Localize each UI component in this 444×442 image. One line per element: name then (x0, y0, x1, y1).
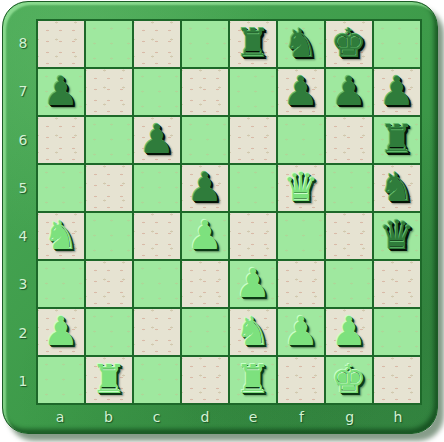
piece-black-queen[interactable]: ♛ (379, 212, 415, 258)
piece-white-rook[interactable]: ♜ (235, 356, 271, 402)
file-labels: abcdefgh (36, 404, 422, 430)
square-e5[interactable] (230, 165, 276, 211)
square-a3[interactable] (38, 261, 84, 307)
square-c4[interactable] (134, 213, 180, 259)
rank-label-4: 4 (12, 212, 34, 260)
rank-labels: 87654321 (12, 19, 34, 405)
square-h6[interactable]: ♜ (374, 117, 420, 163)
square-h3[interactable] (374, 261, 420, 307)
piece-black-king[interactable]: ♚ (331, 20, 367, 66)
square-f4[interactable] (278, 213, 324, 259)
file-label-a: a (36, 404, 84, 430)
square-h5[interactable]: ♞ (374, 165, 420, 211)
file-label-g: g (326, 404, 374, 430)
square-b3[interactable] (86, 261, 132, 307)
square-f5[interactable]: ♛ (278, 165, 324, 211)
square-g2[interactable]: ♟ (326, 309, 372, 355)
piece-white-pawn[interactable]: ♟ (187, 212, 223, 258)
square-a5[interactable] (38, 165, 84, 211)
square-a1[interactable] (38, 357, 84, 403)
square-d3[interactable] (182, 261, 228, 307)
square-c3[interactable] (134, 261, 180, 307)
square-f6[interactable] (278, 117, 324, 163)
square-c8[interactable] (134, 21, 180, 67)
square-f8[interactable]: ♞ (278, 21, 324, 67)
piece-black-pawn[interactable]: ♟ (139, 116, 175, 162)
square-d2[interactable] (182, 309, 228, 355)
square-d4[interactable]: ♟ (182, 213, 228, 259)
square-e1[interactable]: ♜ (230, 357, 276, 403)
rank-label-7: 7 (12, 67, 34, 115)
piece-white-queen[interactable]: ♛ (283, 164, 319, 210)
square-b8[interactable] (86, 21, 132, 67)
square-a6[interactable] (38, 117, 84, 163)
piece-black-pawn[interactable]: ♟ (43, 68, 79, 114)
square-b6[interactable] (86, 117, 132, 163)
file-label-h: h (374, 404, 422, 430)
square-e6[interactable] (230, 117, 276, 163)
piece-black-pawn[interactable]: ♟ (283, 68, 319, 114)
piece-black-pawn[interactable]: ♟ (187, 164, 223, 210)
file-label-d: d (181, 404, 229, 430)
square-g8[interactable]: ♚ (326, 21, 372, 67)
square-a4[interactable]: ♞ (38, 213, 84, 259)
square-b4[interactable] (86, 213, 132, 259)
piece-white-knight[interactable]: ♞ (235, 308, 271, 354)
file-label-c: c (133, 404, 181, 430)
square-a8[interactable] (38, 21, 84, 67)
rank-label-1: 1 (12, 357, 34, 405)
square-b2[interactable] (86, 309, 132, 355)
rank-label-6: 6 (12, 116, 34, 164)
square-b1[interactable]: ♜ (86, 357, 132, 403)
square-g4[interactable] (326, 213, 372, 259)
square-g7[interactable]: ♟ (326, 69, 372, 115)
rank-label-3: 3 (12, 260, 34, 308)
file-label-f: f (277, 404, 325, 430)
square-d7[interactable] (182, 69, 228, 115)
square-g5[interactable] (326, 165, 372, 211)
board-frame: 87654321 abcdefgh ♜♞♚♟♟♟♟♟♜♟♛♞♞♟♛♟♟♞♟♟♜♜… (2, 1, 438, 434)
rank-label-8: 8 (12, 19, 34, 67)
square-b5[interactable] (86, 165, 132, 211)
square-g1[interactable]: ♚ (326, 357, 372, 403)
square-g6[interactable] (326, 117, 372, 163)
square-f3[interactable] (278, 261, 324, 307)
square-a2[interactable]: ♟ (38, 309, 84, 355)
piece-black-rook[interactable]: ♜ (379, 116, 415, 162)
file-label-b: b (84, 404, 132, 430)
piece-black-rook[interactable]: ♜ (235, 20, 271, 66)
piece-black-pawn[interactable]: ♟ (379, 68, 415, 114)
square-h8[interactable] (374, 21, 420, 67)
piece-black-knight[interactable]: ♞ (379, 164, 415, 210)
square-h7[interactable]: ♟ (374, 69, 420, 115)
square-h4[interactable]: ♛ (374, 213, 420, 259)
square-g3[interactable] (326, 261, 372, 307)
square-d6[interactable] (182, 117, 228, 163)
square-d8[interactable] (182, 21, 228, 67)
piece-black-knight[interactable]: ♞ (283, 20, 319, 66)
square-e4[interactable] (230, 213, 276, 259)
square-e8[interactable]: ♜ (230, 21, 276, 67)
square-b7[interactable] (86, 69, 132, 115)
square-d5[interactable]: ♟ (182, 165, 228, 211)
square-c2[interactable] (134, 309, 180, 355)
square-c5[interactable] (134, 165, 180, 211)
piece-black-pawn[interactable]: ♟ (331, 68, 367, 114)
piece-white-pawn[interactable]: ♟ (43, 308, 79, 354)
chess-board[interactable]: ♜♞♚♟♟♟♟♟♜♟♛♞♞♟♛♟♟♞♟♟♜♜♚ (36, 19, 422, 405)
square-c7[interactable] (134, 69, 180, 115)
square-e7[interactable] (230, 69, 276, 115)
piece-white-king[interactable]: ♚ (331, 356, 367, 402)
rank-label-5: 5 (12, 164, 34, 212)
square-f1[interactable] (278, 357, 324, 403)
square-f2[interactable]: ♟ (278, 309, 324, 355)
square-h2[interactable] (374, 309, 420, 355)
piece-white-pawn[interactable]: ♟ (235, 260, 271, 306)
rank-label-2: 2 (12, 309, 34, 357)
file-label-e: e (229, 404, 277, 430)
square-c1[interactable] (134, 357, 180, 403)
square-d1[interactable] (182, 357, 228, 403)
square-h1[interactable] (374, 357, 420, 403)
square-f7[interactable]: ♟ (278, 69, 324, 115)
square-a7[interactable]: ♟ (38, 69, 84, 115)
piece-white-pawn[interactable]: ♟ (283, 308, 319, 354)
square-e2[interactable]: ♞ (230, 309, 276, 355)
piece-white-knight[interactable]: ♞ (43, 212, 79, 258)
piece-white-rook[interactable]: ♜ (91, 356, 127, 402)
piece-white-pawn[interactable]: ♟ (331, 308, 367, 354)
square-e3[interactable]: ♟ (230, 261, 276, 307)
square-c6[interactable]: ♟ (134, 117, 180, 163)
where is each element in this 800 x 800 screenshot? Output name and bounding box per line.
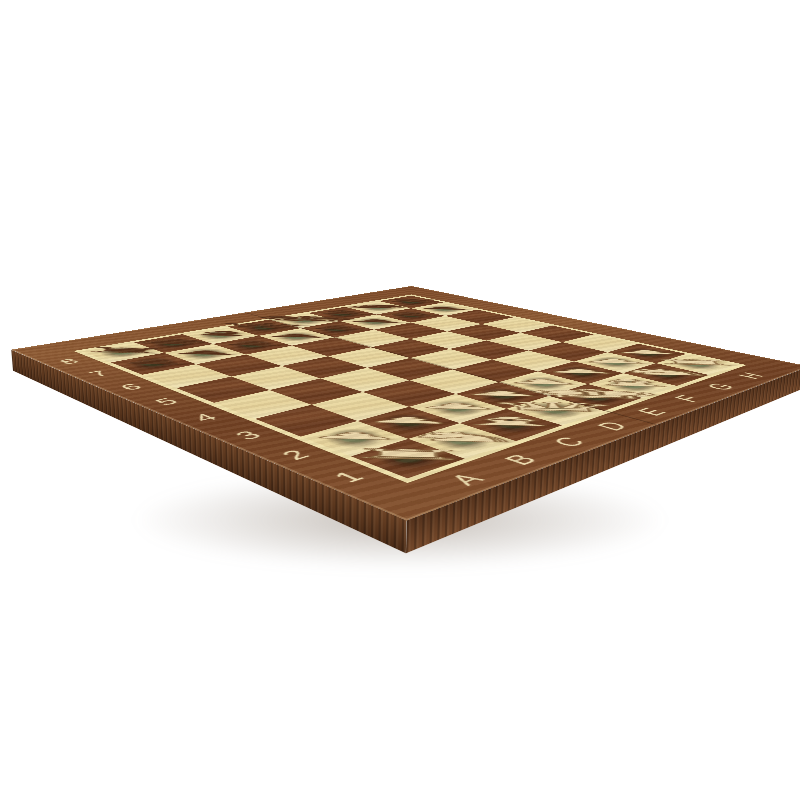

================

● **TASK GOAL**: Can you reproduce the whole listing above word for word, leaving out the pictures?

● **REPLY TO THE TASK**:
Localize each UI component in this 444×442 image. One line per element: name then (x0, y0, x1, y1).
piece-black-queen[interactable]: ♛ (379, 212, 415, 258)
piece-white-rook[interactable]: ♜ (235, 356, 271, 402)
file-labels: abcdefgh (36, 404, 422, 430)
square-e5[interactable] (230, 165, 276, 211)
square-a3[interactable] (38, 261, 84, 307)
square-c4[interactable] (134, 213, 180, 259)
rank-label-4: 4 (12, 212, 34, 260)
rank-labels: 87654321 (12, 19, 34, 405)
square-h6[interactable]: ♜ (374, 117, 420, 163)
square-h3[interactable] (374, 261, 420, 307)
piece-black-king[interactable]: ♚ (331, 20, 367, 66)
square-f4[interactable] (278, 213, 324, 259)
file-label-a: a (36, 404, 84, 430)
square-h5[interactable]: ♞ (374, 165, 420, 211)
file-label-g: g (326, 404, 374, 430)
square-b3[interactable] (86, 261, 132, 307)
square-f5[interactable]: ♛ (278, 165, 324, 211)
square-g2[interactable]: ♟ (326, 309, 372, 355)
piece-white-pawn[interactable]: ♟ (187, 212, 223, 258)
square-a5[interactable] (38, 165, 84, 211)
square-a1[interactable] (38, 357, 84, 403)
square-d3[interactable] (182, 261, 228, 307)
square-c3[interactable] (134, 261, 180, 307)
square-f6[interactable] (278, 117, 324, 163)
square-c8[interactable] (134, 21, 180, 67)
square-f8[interactable]: ♞ (278, 21, 324, 67)
piece-black-pawn[interactable]: ♟ (139, 116, 175, 162)
square-d2[interactable] (182, 309, 228, 355)
square-d4[interactable]: ♟ (182, 213, 228, 259)
square-e1[interactable]: ♜ (230, 357, 276, 403)
rank-label-7: 7 (12, 67, 34, 115)
piece-white-queen[interactable]: ♛ (283, 164, 319, 210)
square-b8[interactable] (86, 21, 132, 67)
square-a6[interactable] (38, 117, 84, 163)
piece-black-pawn[interactable]: ♟ (43, 68, 79, 114)
square-b6[interactable] (86, 117, 132, 163)
file-label-h: h (374, 404, 422, 430)
square-e6[interactable] (230, 117, 276, 163)
piece-black-pawn[interactable]: ♟ (283, 68, 319, 114)
piece-black-pawn[interactable]: ♟ (187, 164, 223, 210)
file-label-d: d (181, 404, 229, 430)
square-g8[interactable]: ♚ (326, 21, 372, 67)
square-a4[interactable]: ♞ (38, 213, 84, 259)
square-b4[interactable] (86, 213, 132, 259)
piece-white-knight[interactable]: ♞ (235, 308, 271, 354)
file-label-c: c (133, 404, 181, 430)
square-a8[interactable] (38, 21, 84, 67)
rank-label-1: 1 (12, 357, 34, 405)
square-b2[interactable] (86, 309, 132, 355)
rank-label-6: 6 (12, 116, 34, 164)
square-b1[interactable]: ♜ (86, 357, 132, 403)
square-g4[interactable] (326, 213, 372, 259)
square-g7[interactable]: ♟ (326, 69, 372, 115)
rank-label-3: 3 (12, 260, 34, 308)
file-label-f: f (277, 404, 325, 430)
square-d7[interactable] (182, 69, 228, 115)
square-g5[interactable] (326, 165, 372, 211)
board-frame: 87654321 abcdefgh ♜♞♚♟♟♟♟♟♜♟♛♞♞♟♛♟♟♞♟♟♜♜… (2, 1, 438, 434)
rank-label-8: 8 (12, 19, 34, 67)
square-b5[interactable] (86, 165, 132, 211)
square-g1[interactable]: ♚ (326, 357, 372, 403)
square-g6[interactable] (326, 117, 372, 163)
square-f3[interactable] (278, 261, 324, 307)
square-a2[interactable]: ♟ (38, 309, 84, 355)
piece-black-rook[interactable]: ♜ (379, 116, 415, 162)
file-label-b: b (84, 404, 132, 430)
piece-black-rook[interactable]: ♜ (235, 20, 271, 66)
piece-black-pawn[interactable]: ♟ (379, 68, 415, 114)
square-h8[interactable] (374, 21, 420, 67)
piece-black-knight[interactable]: ♞ (379, 164, 415, 210)
square-h7[interactable]: ♟ (374, 69, 420, 115)
square-h4[interactable]: ♛ (374, 213, 420, 259)
square-g3[interactable] (326, 261, 372, 307)
square-d6[interactable] (182, 117, 228, 163)
square-d8[interactable] (182, 21, 228, 67)
piece-black-knight[interactable]: ♞ (283, 20, 319, 66)
square-e4[interactable] (230, 213, 276, 259)
square-e8[interactable]: ♜ (230, 21, 276, 67)
square-b7[interactable] (86, 69, 132, 115)
square-d5[interactable]: ♟ (182, 165, 228, 211)
square-c2[interactable] (134, 309, 180, 355)
square-c5[interactable] (134, 165, 180, 211)
piece-black-pawn[interactable]: ♟ (331, 68, 367, 114)
piece-white-pawn[interactable]: ♟ (43, 308, 79, 354)
chess-board[interactable]: ♜♞♚♟♟♟♟♟♜♟♛♞♞♟♛♟♟♞♟♟♜♜♚ (36, 19, 422, 405)
square-c7[interactable] (134, 69, 180, 115)
square-e7[interactable] (230, 69, 276, 115)
piece-white-king[interactable]: ♚ (331, 356, 367, 402)
rank-label-5: 5 (12, 164, 34, 212)
square-f1[interactable] (278, 357, 324, 403)
square-f2[interactable]: ♟ (278, 309, 324, 355)
square-h2[interactable] (374, 309, 420, 355)
piece-white-pawn[interactable]: ♟ (235, 260, 271, 306)
rank-label-2: 2 (12, 309, 34, 357)
file-label-e: e (229, 404, 277, 430)
square-c1[interactable] (134, 357, 180, 403)
square-d1[interactable] (182, 357, 228, 403)
square-h1[interactable] (374, 357, 420, 403)
square-f7[interactable]: ♟ (278, 69, 324, 115)
square-a7[interactable]: ♟ (38, 69, 84, 115)
piece-white-pawn[interactable]: ♟ (283, 308, 319, 354)
square-e2[interactable]: ♞ (230, 309, 276, 355)
piece-white-knight[interactable]: ♞ (43, 212, 79, 258)
piece-white-rook[interactable]: ♜ (91, 356, 127, 402)
piece-white-pawn[interactable]: ♟ (331, 308, 367, 354)
square-e3[interactable]: ♟ (230, 261, 276, 307)
square-c6[interactable]: ♟ (134, 117, 180, 163)
where is each element in this 800 x 800 screenshot? Output name and bounding box per line.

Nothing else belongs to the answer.